Work to do ▸ Leave out the pictures and copy everything else below exactly.

Material for this exercise ▸

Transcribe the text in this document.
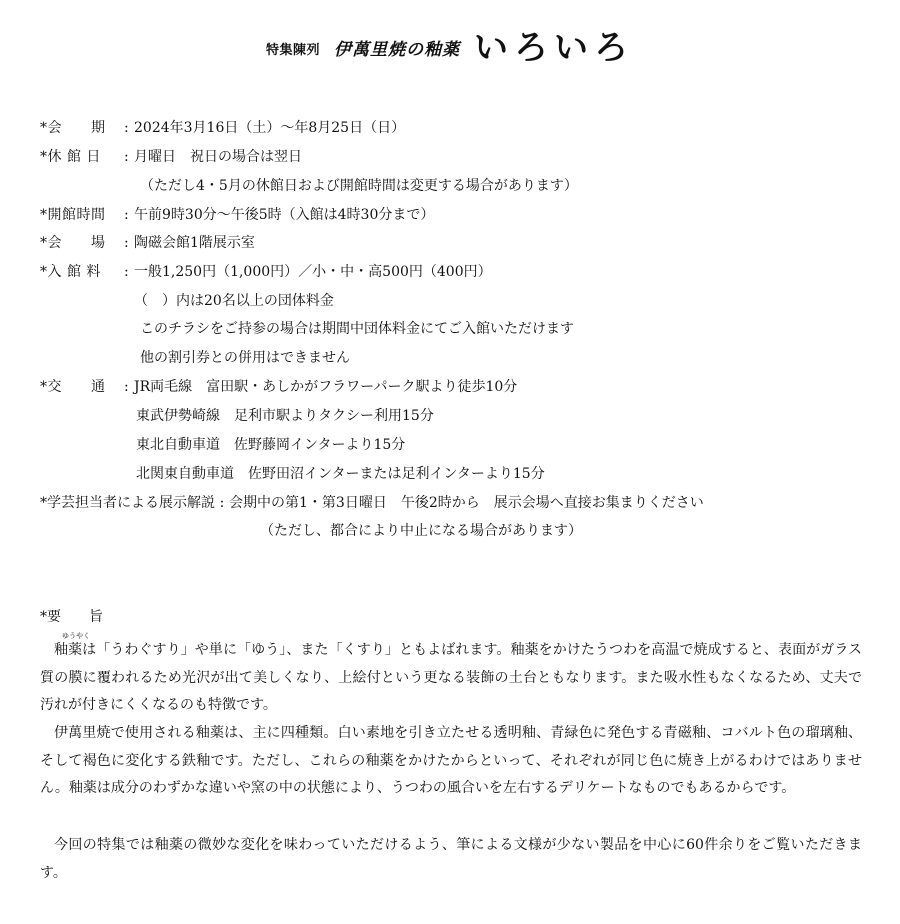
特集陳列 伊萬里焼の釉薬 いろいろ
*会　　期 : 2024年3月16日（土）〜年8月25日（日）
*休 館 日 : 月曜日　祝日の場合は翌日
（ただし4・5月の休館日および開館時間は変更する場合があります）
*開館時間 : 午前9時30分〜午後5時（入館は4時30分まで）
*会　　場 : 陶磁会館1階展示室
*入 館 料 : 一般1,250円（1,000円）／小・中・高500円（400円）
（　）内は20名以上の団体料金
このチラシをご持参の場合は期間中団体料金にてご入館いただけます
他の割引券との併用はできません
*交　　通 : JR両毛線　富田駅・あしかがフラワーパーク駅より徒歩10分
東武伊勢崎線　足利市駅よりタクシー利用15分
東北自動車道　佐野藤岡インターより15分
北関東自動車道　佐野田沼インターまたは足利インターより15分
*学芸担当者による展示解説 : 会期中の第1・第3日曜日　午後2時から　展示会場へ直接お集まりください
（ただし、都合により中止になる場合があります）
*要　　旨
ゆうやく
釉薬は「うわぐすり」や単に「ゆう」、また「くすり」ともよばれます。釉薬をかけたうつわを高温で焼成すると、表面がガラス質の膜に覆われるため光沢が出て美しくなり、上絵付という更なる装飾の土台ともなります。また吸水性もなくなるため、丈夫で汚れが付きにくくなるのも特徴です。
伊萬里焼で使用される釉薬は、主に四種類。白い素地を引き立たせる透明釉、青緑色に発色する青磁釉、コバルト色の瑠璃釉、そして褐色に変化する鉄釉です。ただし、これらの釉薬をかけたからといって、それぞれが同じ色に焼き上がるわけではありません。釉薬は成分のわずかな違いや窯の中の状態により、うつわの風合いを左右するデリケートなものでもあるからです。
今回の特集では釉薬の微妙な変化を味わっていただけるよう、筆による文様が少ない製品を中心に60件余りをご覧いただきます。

Answer to the problem ▸
Transcribe the text in this document.
特集陳列 伊萬里焼の釉薬 いろいろ
*会　　期 : 2024年3月16日（土）〜年8月25日（日）
*休 館 日 : 月曜日　祝日の場合は翌日
（ただし4・5月の休館日および開館時間は変更する場合があります）
*開館時間 : 午前9時30分〜午後5時（入館は4時30分まで）
*会　　場 : 陶磁会館1階展示室
*入 館 料 : 一般1,250円（1,000円）／小・中・高500円（400円）
（　）内は20名以上の団体料金
このチラシをご持参の場合は期間中団体料金にてご入館いただけます
他の割引券との併用はできません
*交　　通 : JR両毛線　富田駅・あしかがフラワーパーク駅より徒歩10分
東武伊勢崎線　足利市駅よりタクシー利用15分
東北自動車道　佐野藤岡インターより15分
北関東自動車道　佐野田沼インターまたは足利インターより15分
*学芸担当者による展示解説 : 会期中の第1・第3日曜日　午後2時から　展示会場へ直接お集まりください
（ただし、都合により中止になる場合があります）
*要　　旨
ゆうやく
釉薬は「うわぐすり」や単に「ゆう」、また「くすり」ともよばれます。釉薬をかけたうつわを高温で焼成すると、表面がガラス質の膜に覆われるため光沢が出て美しくなり、上絵付という更なる装飾の土台ともなります。また吸水性もなくなるため、丈夫で汚れが付きにくくなるのも特徴です。
伊萬里焼で使用される釉薬は、主に四種類。白い素地を引き立たせる透明釉、青緑色に発色する青磁釉、コバルト色の瑠璃釉、そして褐色に変化する鉄釉です。ただし、これらの釉薬をかけたからといって、それぞれが同じ色に焼き上がるわけではありません。釉薬は成分のわずかな違いや窯の中の状態により、うつわの風合いを左右するデリケートなものでもあるからです。
今回の特集では釉薬の微妙な変化を味わっていただけるよう、筆による文様が少ない製品を中心に60件余りをご覧いただきます。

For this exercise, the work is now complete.